Excerpted records
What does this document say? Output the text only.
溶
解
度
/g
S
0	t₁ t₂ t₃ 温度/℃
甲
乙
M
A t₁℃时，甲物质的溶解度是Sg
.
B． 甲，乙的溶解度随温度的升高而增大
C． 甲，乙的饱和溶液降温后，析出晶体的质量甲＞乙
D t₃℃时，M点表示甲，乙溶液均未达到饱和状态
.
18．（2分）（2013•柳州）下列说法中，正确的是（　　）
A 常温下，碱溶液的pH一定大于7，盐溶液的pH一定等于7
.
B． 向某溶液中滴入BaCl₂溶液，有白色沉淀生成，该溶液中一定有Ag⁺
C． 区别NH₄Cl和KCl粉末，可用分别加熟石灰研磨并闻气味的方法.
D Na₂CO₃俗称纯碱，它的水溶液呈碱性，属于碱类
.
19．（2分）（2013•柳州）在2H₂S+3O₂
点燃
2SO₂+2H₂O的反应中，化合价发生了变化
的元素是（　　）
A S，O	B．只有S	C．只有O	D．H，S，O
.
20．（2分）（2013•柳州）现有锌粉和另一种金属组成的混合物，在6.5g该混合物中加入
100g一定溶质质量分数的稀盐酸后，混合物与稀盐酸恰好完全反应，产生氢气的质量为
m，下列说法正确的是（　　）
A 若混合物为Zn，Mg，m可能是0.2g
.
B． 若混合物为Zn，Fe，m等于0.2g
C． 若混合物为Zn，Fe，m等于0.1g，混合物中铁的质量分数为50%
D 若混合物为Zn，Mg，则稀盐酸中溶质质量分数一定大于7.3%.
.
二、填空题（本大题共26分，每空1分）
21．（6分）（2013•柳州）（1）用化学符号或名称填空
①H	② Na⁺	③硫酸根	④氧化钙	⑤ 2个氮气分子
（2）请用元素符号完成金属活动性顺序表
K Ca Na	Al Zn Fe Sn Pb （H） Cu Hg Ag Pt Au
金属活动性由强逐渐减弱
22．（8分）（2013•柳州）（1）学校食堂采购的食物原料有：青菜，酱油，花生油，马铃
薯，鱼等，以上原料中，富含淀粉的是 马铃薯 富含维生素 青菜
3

Given exercise
Repeat the records above exactly as they appear.

Output of the exercise
What does this document say? Output the text only.
溶
解
度
/g
S
0	t₁ t₂ t₃ 温度/℃
甲
乙
M
A t₁℃时，甲物质的溶解度是Sg
.
B． 甲，乙的溶解度随温度的升高而增大
C． 甲，乙的饱和溶液降温后，析出晶体的质量甲＞乙
D t₃℃时，M点表示甲，乙溶液均未达到饱和状态
.
18．（2分）（2013•柳州）下列说法中，正确的是（　　）
A 常温下，碱溶液的pH一定大于7，盐溶液的pH一定等于7
.
B． 向某溶液中滴入BaCl₂溶液，有白色沉淀生成，该溶液中一定有Ag⁺
C． 区别NH₄Cl和KCl粉末，可用分别加熟石灰研磨并闻气味的方法.
D Na₂CO₃俗称纯碱，它的水溶液呈碱性，属于碱类
.
19．（2分）（2013•柳州）在2H₂S+3O₂
点燃
2SO₂+2H₂O的反应中，化合价发生了变化
的元素是（　　）
A S，O	B．只有S	C．只有O	D．H，S，O
.
20．（2分）（2013•柳州）现有锌粉和另一种金属组成的混合物，在6.5g该混合物中加入
100g一定溶质质量分数的稀盐酸后，混合物与稀盐酸恰好完全反应，产生氢气的质量为
m，下列说法正确的是（　　）
A 若混合物为Zn，Mg，m可能是0.2g
.
B． 若混合物为Zn，Fe，m等于0.2g
C． 若混合物为Zn，Fe，m等于0.1g，混合物中铁的质量分数为50%
D 若混合物为Zn，Mg，则稀盐酸中溶质质量分数一定大于7.3%.
.
二、填空题（本大题共26分，每空1分）
21．（6分）（2013•柳州）（1）用化学符号或名称填空
①H	② Na⁺	③硫酸根	④氧化钙	⑤ 2个氮气分子
（2）请用元素符号完成金属活动性顺序表
K Ca Na	Al Zn Fe Sn Pb （H） Cu Hg Ag Pt Au
金属活动性由强逐渐减弱
22．（8分）（2013•柳州）（1）学校食堂采购的食物原料有：青菜，酱油，花生油，马铃
薯，鱼等，以上原料中，富含淀粉的是 马铃薯 富含维生素 青菜
3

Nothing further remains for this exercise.